(Records about charts and figures)
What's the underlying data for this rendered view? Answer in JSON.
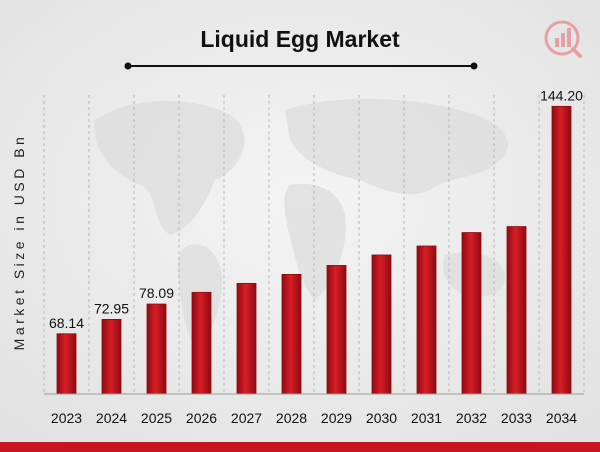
{
  "chart_data": {
    "type": "bar",
    "title": "Liquid Egg Market",
    "xlabel": "",
    "ylabel": "Market Size in USD Bn",
    "categories": [
      "2023",
      "2024",
      "2025",
      "2026",
      "2027",
      "2028",
      "2029",
      "2030",
      "2031",
      "2032",
      "2033",
      "2034"
    ],
    "values": [
      68.14,
      72.95,
      78.09,
      82.0,
      85.0,
      88.0,
      91.0,
      94.5,
      97.5,
      102.0,
      104.0,
      144.2
    ],
    "data_labels": [
      "68.14",
      "72.95",
      "78.09",
      "",
      "",
      "",
      "",
      "",
      "",
      "",
      "",
      "144.20"
    ],
    "ylim": [
      48,
      148
    ],
    "grid": "vertical dashed",
    "legend": "none",
    "bar_color": "#c8141e",
    "bar_color_dark": "#8e0a10"
  },
  "icons": {
    "logo": "market-research-logo-icon"
  },
  "colors": {
    "accent_band": "#c8141e"
  }
}
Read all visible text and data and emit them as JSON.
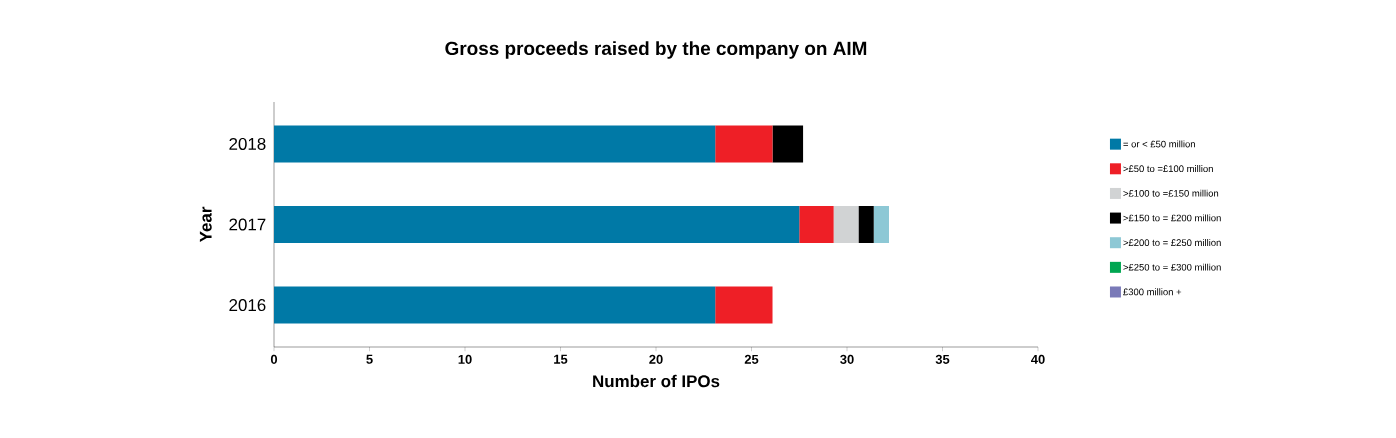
{
  "chart_data": {
    "type": "bar",
    "title": "Gross proceeds raised by the company on AIM",
    "xlabel": "Number of IPOs",
    "ylabel": "Year",
    "orientation": "horizontal",
    "stacked": true,
    "legend": "right",
    "grid": false,
    "categories": [
      "2018",
      "2017",
      "2016"
    ],
    "xlim": [
      0,
      40
    ],
    "xticks": [
      0,
      5,
      10,
      15,
      20,
      25,
      30,
      35,
      40
    ],
    "series": [
      {
        "name": "= or < £50 million",
        "color": "#0079a6",
        "values": [
          23.1,
          27.5,
          23.1
        ]
      },
      {
        "name": ">£50 to =£100 million",
        "color": "#ee1f26",
        "values": [
          3.0,
          1.8,
          3.0
        ]
      },
      {
        "name": ">£100 to =£150 million",
        "color": "#d1d3d4",
        "values": [
          null,
          1.3,
          null
        ]
      },
      {
        "name": ">£150 to = £200 million",
        "color": "#000000",
        "values": [
          1.6,
          0.8,
          null
        ]
      },
      {
        "name": ">£200 to = £250 million",
        "color": "#8dc8d5",
        "values": [
          null,
          0.8,
          null
        ]
      },
      {
        "name": ">£250 to = £300 million",
        "color": "#00a651",
        "values": [
          null,
          null,
          null
        ]
      },
      {
        "name": "£300 million +",
        "color": "#7a7ab8",
        "values": [
          null,
          null,
          null
        ]
      }
    ]
  }
}
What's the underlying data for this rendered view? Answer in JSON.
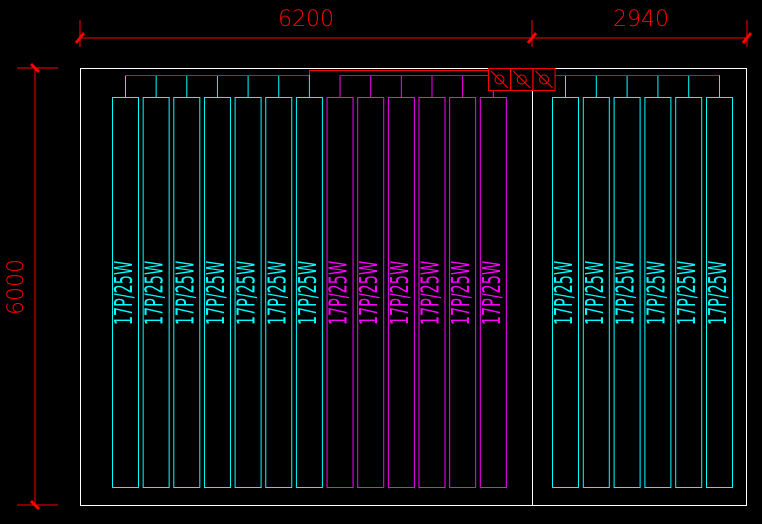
{
  "dimensions": {
    "top_left": "6200",
    "top_right": "2940",
    "left": "6000"
  },
  "colors": {
    "background": "#000000",
    "dimension": "#ff0000",
    "wall": "#ffffff",
    "group_a": "#00ffff",
    "group_b": "#ff00ff",
    "pipe": "#ff0000"
  },
  "valves": [
    {
      "icon": "valve-icon"
    },
    {
      "icon": "valve-icon"
    },
    {
      "icon": "valve-icon"
    }
  ],
  "left_room_panels": [
    {
      "label": "17P/25W",
      "group": "a"
    },
    {
      "label": "17P/25W",
      "group": "a"
    },
    {
      "label": "17P/25W",
      "group": "a"
    },
    {
      "label": "17P/25W",
      "group": "a"
    },
    {
      "label": "17P/25W",
      "group": "a"
    },
    {
      "label": "17P/25W",
      "group": "a"
    },
    {
      "label": "17P/25W",
      "group": "a"
    },
    {
      "label": "17P/25W",
      "group": "b"
    },
    {
      "label": "17P/25W",
      "group": "b"
    },
    {
      "label": "17P/25W",
      "group": "b"
    },
    {
      "label": "17P/25W",
      "group": "b"
    },
    {
      "label": "17P/25W",
      "group": "b"
    },
    {
      "label": "17P/25W",
      "group": "b"
    }
  ],
  "right_room_panels": [
    {
      "label": "17P/25W",
      "group": "a"
    },
    {
      "label": "17P/25W",
      "group": "a"
    },
    {
      "label": "17P/25W",
      "group": "a"
    },
    {
      "label": "17P/25W",
      "group": "a"
    },
    {
      "label": "17P/25W",
      "group": "a"
    },
    {
      "label": "17P/25W",
      "group": "a"
    }
  ]
}
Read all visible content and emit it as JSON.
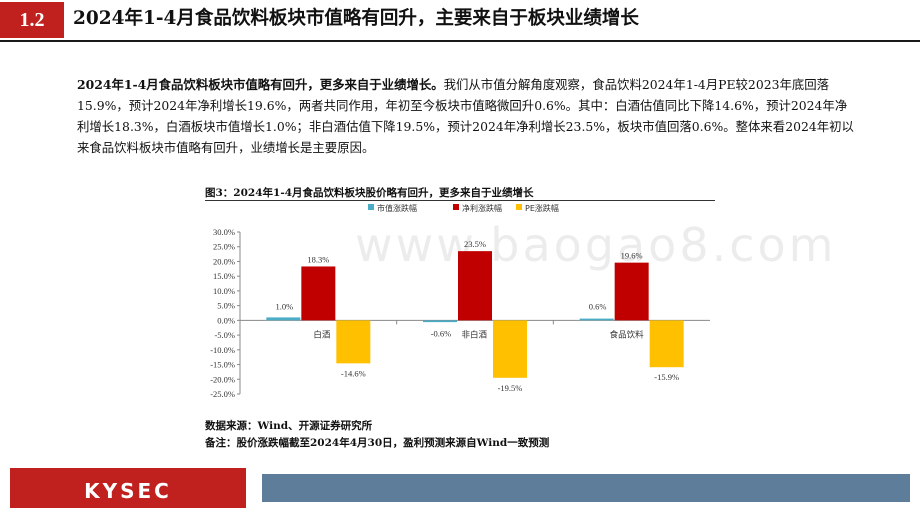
{
  "header": {
    "section_number": "1.2",
    "title": "2024年1-4月食品饮料板块市值略有回升，主要来自于板块业绩增长"
  },
  "paragraph": {
    "lead": "2024年1-4月食品饮料板块市值略有回升，更多来自于业绩增长。",
    "body": "我们从市值分解角度观察，食品饮料2024年1-4月PE较2023年底回落15.9%，预计2024年净利增长19.6%，两者共同作用，年初至今板块市值略微回升0.6%。其中：白酒估值同比下降14.6%，预计2024年净利增长18.3%，白酒板块市值增长1.0%；非白酒估值下降19.5%，预计2024年净利增长23.5%，板块市值回落0.6%。整体来看2024年初以来食品饮料板块市值略有回升，业绩增长是主要原因。"
  },
  "figure": {
    "title": "图3：2024年1-4月食品饮料板块股价略有回升，更多来自于业绩增长",
    "source": "数据来源：Wind、开源证券研究所",
    "note": "备注：股价涨跌幅截至2024年4月30日，盈利预测来源自Wind一致预测"
  },
  "watermark": "www.baogao8.com",
  "footer": {
    "logo": "KYSEC"
  },
  "chart_data": {
    "type": "bar",
    "categories": [
      "白酒",
      "非白酒",
      "食品饮料"
    ],
    "series": [
      {
        "name": "市值涨跌幅",
        "color": "#4BACC6",
        "values": [
          1.0,
          -0.6,
          0.6
        ]
      },
      {
        "name": "净利涨跌幅",
        "color": "#C00000",
        "values": [
          18.3,
          23.5,
          19.6
        ]
      },
      {
        "name": "PE涨跌幅",
        "color": "#FFC000",
        "values": [
          -14.6,
          -19.5,
          -15.9
        ]
      }
    ],
    "ylim": [
      -25,
      30
    ],
    "yticks": [
      "30.0%",
      "25.0%",
      "20.0%",
      "15.0%",
      "10.0%",
      "5.0%",
      "0.0%",
      "-5.0%",
      "-10.0%",
      "-15.0%",
      "-20.0%",
      "-25.0%"
    ],
    "value_labels": [
      [
        "1.0%",
        "18.3%",
        "-14.6%"
      ],
      [
        "-0.6%",
        "23.5%",
        "-19.5%"
      ],
      [
        "0.6%",
        "19.6%",
        "-15.9%"
      ]
    ],
    "legend_position": "top-center",
    "grid": false
  }
}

(GIVEN INSTRUCTION): Check each line above for the string "ylabel", then copy the ones that have it.

(FULL SOLUTION):
    "ylabel": "Market Size in USD Bn",
    "ylabel": "Year",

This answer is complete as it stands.